[BEGIN Record excerpts]

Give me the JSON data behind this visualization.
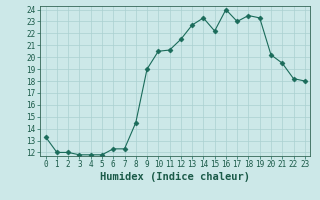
{
  "x": [
    0,
    1,
    2,
    3,
    4,
    5,
    6,
    7,
    8,
    9,
    10,
    11,
    12,
    13,
    14,
    15,
    16,
    17,
    18,
    19,
    20,
    21,
    22,
    23
  ],
  "y": [
    13.3,
    12.0,
    12.0,
    11.8,
    11.8,
    11.8,
    12.3,
    12.3,
    14.5,
    19.0,
    20.5,
    20.6,
    21.5,
    22.7,
    23.3,
    22.2,
    24.0,
    23.0,
    23.5,
    23.3,
    20.2,
    19.5,
    18.2,
    18.0
  ],
  "line_color": "#1a6b5a",
  "marker": "D",
  "marker_size": 2.5,
  "bg_color": "#cce8e8",
  "grid_color": "#aad0d0",
  "xlabel": "Humidex (Indice chaleur)",
  "ylim_min": 12,
  "ylim_max": 24,
  "xlim_min": 0,
  "xlim_max": 23,
  "yticks": [
    12,
    13,
    14,
    15,
    16,
    17,
    18,
    19,
    20,
    21,
    22,
    23,
    24
  ],
  "xticks": [
    0,
    1,
    2,
    3,
    4,
    5,
    6,
    7,
    8,
    9,
    10,
    11,
    12,
    13,
    14,
    15,
    16,
    17,
    18,
    19,
    20,
    21,
    22,
    23
  ],
  "tick_fontsize": 5.5,
  "xlabel_fontsize": 7.5,
  "spine_color": "#336655",
  "tick_color": "#1a6b5a"
}
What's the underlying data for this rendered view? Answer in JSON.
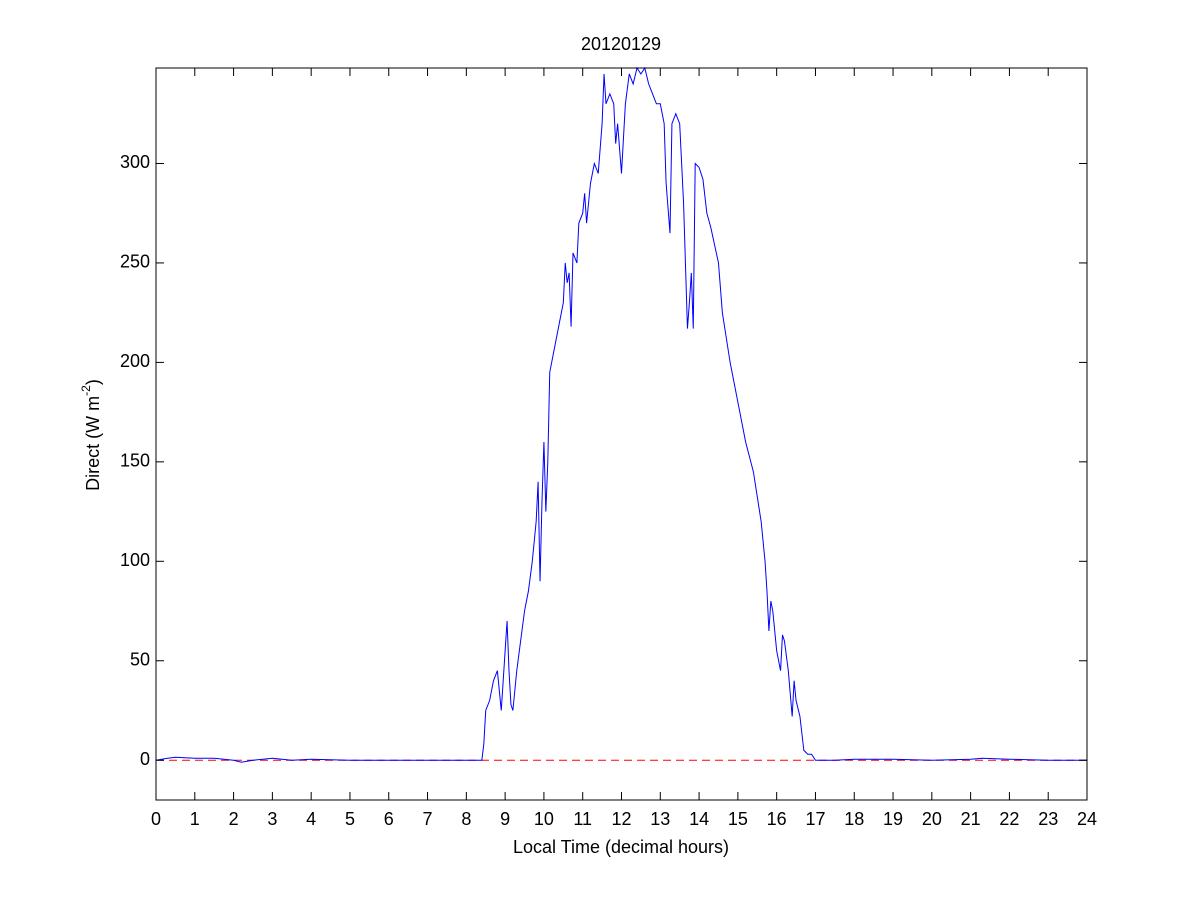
{
  "chart_data": {
    "type": "line",
    "title": "20120129",
    "xlabel": "Local Time (decimal hours)",
    "ylabel": [
      "Direct (W m",
      "-2",
      ")"
    ],
    "xlim": [
      0,
      24
    ],
    "ylim": [
      -20,
      348
    ],
    "xticks": [
      0,
      1,
      2,
      3,
      4,
      5,
      6,
      7,
      8,
      9,
      10,
      11,
      12,
      13,
      14,
      15,
      16,
      17,
      18,
      19,
      20,
      21,
      22,
      23,
      24
    ],
    "yticks": [
      0,
      50,
      100,
      150,
      200,
      250,
      300
    ],
    "grid": false,
    "reference_line": {
      "value": 0,
      "color": "#ff0000",
      "dashed": true
    },
    "series": [
      {
        "color": "#0000ff",
        "x": [
          0,
          0.3,
          0.5,
          1,
          1.5,
          2,
          2.2,
          2.5,
          3,
          3.5,
          4,
          5,
          6,
          7,
          8,
          8.4,
          8.45,
          8.5,
          8.6,
          8.7,
          8.8,
          8.85,
          8.9,
          9,
          9.05,
          9.1,
          9.15,
          9.2,
          9.3,
          9.4,
          9.5,
          9.6,
          9.7,
          9.8,
          9.85,
          9.9,
          9.95,
          10,
          10.05,
          10.1,
          10.15,
          10.3,
          10.5,
          10.55,
          10.6,
          10.65,
          10.7,
          10.75,
          10.85,
          10.9,
          11,
          11.05,
          11.1,
          11.2,
          11.3,
          11.4,
          11.5,
          11.55,
          11.6,
          11.7,
          11.8,
          11.85,
          11.9,
          12,
          12.1,
          12.2,
          12.3,
          12.4,
          12.5,
          12.6,
          12.7,
          12.8,
          12.9,
          13,
          13.1,
          13.15,
          13.25,
          13.3,
          13.4,
          13.5,
          13.6,
          13.7,
          13.75,
          13.8,
          13.85,
          13.9,
          14,
          14.1,
          14.2,
          14.3,
          14.5,
          14.6,
          14.8,
          15,
          15.2,
          15.4,
          15.6,
          15.7,
          15.75,
          15.8,
          15.85,
          15.9,
          16,
          16.1,
          16.15,
          16.2,
          16.3,
          16.4,
          16.45,
          16.5,
          16.6,
          16.7,
          16.8,
          16.9,
          17,
          17.5,
          18,
          19,
          20,
          21,
          21.3,
          22,
          23,
          24
        ],
        "values": [
          0,
          1,
          1.5,
          1,
          1,
          0,
          -1,
          0,
          1,
          0,
          0.5,
          0,
          0,
          0,
          0,
          0,
          8,
          25,
          30,
          40,
          45,
          35,
          25,
          55,
          70,
          45,
          28,
          25,
          45,
          60,
          75,
          85,
          100,
          120,
          140,
          90,
          130,
          160,
          125,
          150,
          195,
          210,
          230,
          250,
          240,
          245,
          218,
          255,
          250,
          270,
          275,
          285,
          270,
          290,
          300,
          295,
          320,
          345,
          330,
          335,
          330,
          310,
          320,
          295,
          330,
          345,
          340,
          348,
          345,
          348,
          340,
          335,
          330,
          330,
          320,
          290,
          265,
          320,
          325,
          320,
          280,
          217,
          230,
          245,
          217,
          300,
          298,
          292,
          275,
          268,
          250,
          225,
          200,
          180,
          160,
          145,
          120,
          100,
          85,
          65,
          80,
          75,
          55,
          45,
          63,
          60,
          45,
          22,
          40,
          30,
          22,
          5,
          3,
          3,
          0,
          0,
          0.5,
          0.5,
          0,
          0.5,
          1,
          0.5,
          0,
          0
        ]
      }
    ]
  }
}
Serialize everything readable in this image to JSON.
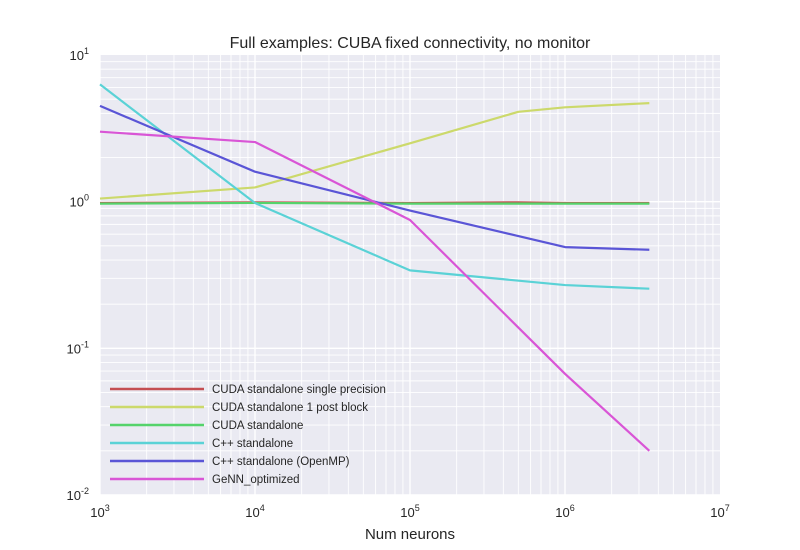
{
  "chart_data": {
    "type": "line",
    "title": "Full examples: CUBA fixed connectivity, no monitor",
    "xlabel": "Num neurons",
    "ylabel": "",
    "xscale": "log",
    "yscale": "log",
    "xlim": [
      1000,
      10000000
    ],
    "ylim": [
      0.01,
      10
    ],
    "grid": true,
    "legend_placement": "lower-left",
    "x_ticks": [
      {
        "value": 1000,
        "base": "10",
        "exp": "3"
      },
      {
        "value": 10000,
        "base": "10",
        "exp": "4"
      },
      {
        "value": 100000,
        "base": "10",
        "exp": "5"
      },
      {
        "value": 1000000,
        "base": "10",
        "exp": "6"
      },
      {
        "value": 10000000,
        "base": "10",
        "exp": "7"
      }
    ],
    "y_ticks": [
      {
        "value": 10,
        "base": "10",
        "exp": "1"
      },
      {
        "value": 1,
        "base": "10",
        "exp": "0"
      },
      {
        "value": 0.1,
        "base": "10",
        "exp": "-1"
      },
      {
        "value": 0.01,
        "base": "10",
        "exp": "-2"
      }
    ],
    "series": [
      {
        "name": "CUDA standalone single precision",
        "color": "#c44e52",
        "x": [
          1000,
          10000,
          100000,
          500000,
          1000000,
          3500000
        ],
        "y": [
          0.98,
          0.99,
          0.98,
          0.99,
          0.98,
          0.98
        ]
      },
      {
        "name": "CUDA standalone 1 post block",
        "color": "#ccd96b",
        "x": [
          1000,
          10000,
          100000,
          500000,
          1000000,
          3500000
        ],
        "y": [
          1.05,
          1.25,
          2.5,
          4.1,
          4.4,
          4.7
        ]
      },
      {
        "name": "CUDA standalone",
        "color": "#55d36b",
        "x": [
          1000,
          10000,
          100000,
          500000,
          1000000,
          3500000
        ],
        "y": [
          0.97,
          0.98,
          0.97,
          0.97,
          0.97,
          0.97
        ]
      },
      {
        "name": "C++ standalone",
        "color": "#5ad2d6",
        "x": [
          1000,
          10000,
          100000,
          1000000,
          3500000
        ],
        "y": [
          6.3,
          0.98,
          0.34,
          0.27,
          0.255
        ]
      },
      {
        "name": "C++ standalone (OpenMP)",
        "color": "#5a55d6",
        "x": [
          1000,
          10000,
          100000,
          1000000,
          3500000
        ],
        "y": [
          4.5,
          1.6,
          0.87,
          0.49,
          0.47
        ]
      },
      {
        "name": "GeNN_optimized",
        "color": "#d955d6",
        "x": [
          1000,
          10000,
          100000,
          1000000,
          3500000
        ],
        "y": [
          3.0,
          2.55,
          0.75,
          0.067,
          0.02
        ]
      }
    ]
  }
}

[END Record excerpts]

Copy whichever lines in the listing above contain the word "standalone".

        "name": "CUDA standalone single precision",
        "name": "CUDA standalone 1 post block",
        "name": "CUDA standalone",
        "name": "C++ standalone",
        "name": "C++ standalone (OpenMP)",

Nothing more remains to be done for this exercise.